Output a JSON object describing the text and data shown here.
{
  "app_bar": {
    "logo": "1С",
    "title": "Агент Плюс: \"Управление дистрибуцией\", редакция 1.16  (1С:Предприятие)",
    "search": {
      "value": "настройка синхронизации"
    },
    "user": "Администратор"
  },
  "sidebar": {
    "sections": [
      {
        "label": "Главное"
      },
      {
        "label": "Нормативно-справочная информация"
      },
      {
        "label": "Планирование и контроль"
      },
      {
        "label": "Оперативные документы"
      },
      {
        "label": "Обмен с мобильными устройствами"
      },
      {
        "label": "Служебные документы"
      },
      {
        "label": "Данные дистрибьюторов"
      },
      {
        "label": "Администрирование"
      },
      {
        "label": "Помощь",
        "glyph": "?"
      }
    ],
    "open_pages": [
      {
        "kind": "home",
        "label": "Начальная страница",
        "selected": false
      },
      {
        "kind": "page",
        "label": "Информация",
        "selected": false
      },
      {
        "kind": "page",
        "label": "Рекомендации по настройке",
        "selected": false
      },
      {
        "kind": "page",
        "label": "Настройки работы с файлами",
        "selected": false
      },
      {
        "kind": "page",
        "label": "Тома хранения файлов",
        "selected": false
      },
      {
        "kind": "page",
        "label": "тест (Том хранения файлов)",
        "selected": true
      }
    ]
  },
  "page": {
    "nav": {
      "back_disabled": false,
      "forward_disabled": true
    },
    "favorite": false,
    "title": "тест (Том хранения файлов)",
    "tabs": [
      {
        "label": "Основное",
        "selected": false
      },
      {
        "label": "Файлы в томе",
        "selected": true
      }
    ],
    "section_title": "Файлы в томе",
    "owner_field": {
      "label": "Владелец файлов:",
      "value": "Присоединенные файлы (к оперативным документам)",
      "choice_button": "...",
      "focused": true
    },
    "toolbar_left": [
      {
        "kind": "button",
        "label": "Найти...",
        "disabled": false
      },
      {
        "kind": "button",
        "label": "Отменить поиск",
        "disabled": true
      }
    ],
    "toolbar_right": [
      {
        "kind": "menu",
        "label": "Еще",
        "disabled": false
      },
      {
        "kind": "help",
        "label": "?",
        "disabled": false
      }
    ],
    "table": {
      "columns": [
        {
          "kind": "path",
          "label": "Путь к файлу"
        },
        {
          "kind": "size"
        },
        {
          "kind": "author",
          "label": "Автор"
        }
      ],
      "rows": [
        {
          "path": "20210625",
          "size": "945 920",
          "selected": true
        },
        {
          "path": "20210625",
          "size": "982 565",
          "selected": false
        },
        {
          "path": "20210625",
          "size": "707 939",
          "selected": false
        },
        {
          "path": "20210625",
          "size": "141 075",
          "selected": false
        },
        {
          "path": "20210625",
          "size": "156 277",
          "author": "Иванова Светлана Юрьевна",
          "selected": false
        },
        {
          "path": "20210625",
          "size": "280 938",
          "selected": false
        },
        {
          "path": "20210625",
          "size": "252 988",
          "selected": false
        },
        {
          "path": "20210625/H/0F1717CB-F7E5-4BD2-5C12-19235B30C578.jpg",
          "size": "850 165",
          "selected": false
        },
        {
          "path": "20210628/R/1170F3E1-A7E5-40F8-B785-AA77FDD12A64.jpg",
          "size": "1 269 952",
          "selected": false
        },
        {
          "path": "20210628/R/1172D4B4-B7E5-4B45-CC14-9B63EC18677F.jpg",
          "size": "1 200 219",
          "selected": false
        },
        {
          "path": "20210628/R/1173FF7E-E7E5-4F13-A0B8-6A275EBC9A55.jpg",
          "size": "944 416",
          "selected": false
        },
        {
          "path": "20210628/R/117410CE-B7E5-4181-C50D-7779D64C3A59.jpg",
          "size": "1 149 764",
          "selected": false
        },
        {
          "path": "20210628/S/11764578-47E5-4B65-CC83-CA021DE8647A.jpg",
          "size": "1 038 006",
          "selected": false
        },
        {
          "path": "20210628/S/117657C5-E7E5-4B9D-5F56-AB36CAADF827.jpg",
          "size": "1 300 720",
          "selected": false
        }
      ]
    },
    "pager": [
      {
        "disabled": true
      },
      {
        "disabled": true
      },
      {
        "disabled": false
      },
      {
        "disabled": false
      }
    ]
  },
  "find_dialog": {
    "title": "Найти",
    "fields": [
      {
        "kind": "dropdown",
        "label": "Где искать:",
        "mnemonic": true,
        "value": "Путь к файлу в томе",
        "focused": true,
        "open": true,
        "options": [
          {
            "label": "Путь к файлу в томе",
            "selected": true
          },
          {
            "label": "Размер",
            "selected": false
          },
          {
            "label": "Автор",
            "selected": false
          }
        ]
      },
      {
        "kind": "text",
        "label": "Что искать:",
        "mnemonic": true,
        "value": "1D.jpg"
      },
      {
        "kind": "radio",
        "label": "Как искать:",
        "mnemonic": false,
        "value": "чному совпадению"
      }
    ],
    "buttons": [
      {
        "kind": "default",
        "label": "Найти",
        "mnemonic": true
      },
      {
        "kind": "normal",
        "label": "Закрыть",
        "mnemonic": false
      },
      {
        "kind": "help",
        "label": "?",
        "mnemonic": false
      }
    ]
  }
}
....................
* _Aim_
Copy the material above verbatim.

* _Task response_
Output a JSON object describing the text and data shown here.
{
  "app_bar": {
    "logo": "1С",
    "title": "Агент Плюс: \"Управление дистрибуцией\", редакция 1.16  (1С:Предприятие)",
    "search": {
      "value": "настройка синхронизации"
    },
    "user": "Администратор"
  },
  "sidebar": {
    "sections": [
      {
        "label": "Главное"
      },
      {
        "label": "Нормативно-справочная информация"
      },
      {
        "label": "Планирование и контроль"
      },
      {
        "label": "Оперативные документы"
      },
      {
        "label": "Обмен с мобильными устройствами"
      },
      {
        "label": "Служебные документы"
      },
      {
        "label": "Данные дистрибьюторов"
      },
      {
        "label": "Администрирование"
      },
      {
        "label": "Помощь",
        "glyph": "?"
      }
    ],
    "open_pages": [
      {
        "kind": "home",
        "label": "Начальная страница",
        "selected": false
      },
      {
        "kind": "page",
        "label": "Информация",
        "selected": false
      },
      {
        "kind": "page",
        "label": "Рекомендации по настройке",
        "selected": false
      },
      {
        "kind": "page",
        "label": "Настройки работы с файлами",
        "selected": false
      },
      {
        "kind": "page",
        "label": "Тома хранения файлов",
        "selected": false
      },
      {
        "kind": "page",
        "label": "тест (Том хранения файлов)",
        "selected": true
      }
    ]
  },
  "page": {
    "nav": {
      "back_disabled": false,
      "forward_disabled": true
    },
    "favorite": false,
    "title": "тест (Том хранения файлов)",
    "tabs": [
      {
        "label": "Основное",
        "selected": false
      },
      {
        "label": "Файлы в томе",
        "selected": true
      }
    ],
    "section_title": "Файлы в томе",
    "owner_field": {
      "label": "Владелец файлов:",
      "value": "Присоединенные файлы (к оперативным документам)",
      "choice_button": "...",
      "focused": true
    },
    "toolbar_left": [
      {
        "kind": "button",
        "label": "Найти...",
        "disabled": false
      },
      {
        "kind": "button",
        "label": "Отменить поиск",
        "disabled": true
      }
    ],
    "toolbar_right": [
      {
        "kind": "menu",
        "label": "Еще",
        "disabled": false
      },
      {
        "kind": "help",
        "label": "?",
        "disabled": false
      }
    ],
    "table": {
      "columns": [
        {
          "kind": "path",
          "label": "Путь к файлу"
        },
        {
          "kind": "size"
        },
        {
          "kind": "author",
          "label": "Автор"
        }
      ],
      "rows": [
        {
          "path": "20210625",
          "size": "945 920",
          "selected": true
        },
        {
          "path": "20210625",
          "size": "982 565",
          "selected": false
        },
        {
          "path": "20210625",
          "size": "707 939",
          "selected": false
        },
        {
          "path": "20210625",
          "size": "141 075",
          "selected": false
        },
        {
          "path": "20210625",
          "size": "156 277",
          "author": "Иванова Светлана Юрьевна",
          "selected": false
        },
        {
          "path": "20210625",
          "size": "280 938",
          "selected": false
        },
        {
          "path": "20210625",
          "size": "252 988",
          "selected": false
        },
        {
          "path": "20210625/H/0F1717CB-F7E5-4BD2-5C12-19235B30C578.jpg",
          "size": "850 165",
          "selected": false
        },
        {
          "path": "20210628/R/1170F3E1-A7E5-40F8-B785-AA77FDD12A64.jpg",
          "size": "1 269 952",
          "selected": false
        },
        {
          "path": "20210628/R/1172D4B4-B7E5-4B45-CC14-9B63EC18677F.jpg",
          "size": "1 200 219",
          "selected": false
        },
        {
          "path": "20210628/R/1173FF7E-E7E5-4F13-A0B8-6A275EBC9A55.jpg",
          "size": "944 416",
          "selected": false
        },
        {
          "path": "20210628/R/117410CE-B7E5-4181-C50D-7779D64C3A59.jpg",
          "size": "1 149 764",
          "selected": false
        },
        {
          "path": "20210628/S/11764578-47E5-4B65-CC83-CA021DE8647A.jpg",
          "size": "1 038 006",
          "selected": false
        },
        {
          "path": "20210628/S/117657C5-E7E5-4B9D-5F56-AB36CAADF827.jpg",
          "size": "1 300 720",
          "selected": false
        }
      ]
    },
    "pager": [
      {
        "disabled": true
      },
      {
        "disabled": true
      },
      {
        "disabled": false
      },
      {
        "disabled": false
      }
    ]
  },
  "find_dialog": {
    "title": "Найти",
    "fields": [
      {
        "kind": "dropdown",
        "label": "Где искать:",
        "mnemonic": true,
        "value": "Путь к файлу в томе",
        "focused": true,
        "open": true,
        "options": [
          {
            "label": "Путь к файлу в томе",
            "selected": true
          },
          {
            "label": "Размер",
            "selected": false
          },
          {
            "label": "Автор",
            "selected": false
          }
        ]
      },
      {
        "kind": "text",
        "label": "Что искать:",
        "mnemonic": true,
        "value": "1D.jpg"
      },
      {
        "kind": "radio",
        "label": "Как искать:",
        "mnemonic": false,
        "value": "чному совпадению"
      }
    ],
    "buttons": [
      {
        "kind": "default",
        "label": "Найти",
        "mnemonic": true
      },
      {
        "kind": "normal",
        "label": "Закрыть",
        "mnemonic": false
      },
      {
        "kind": "help",
        "label": "?",
        "mnemonic": false
      }
    ]
  }
}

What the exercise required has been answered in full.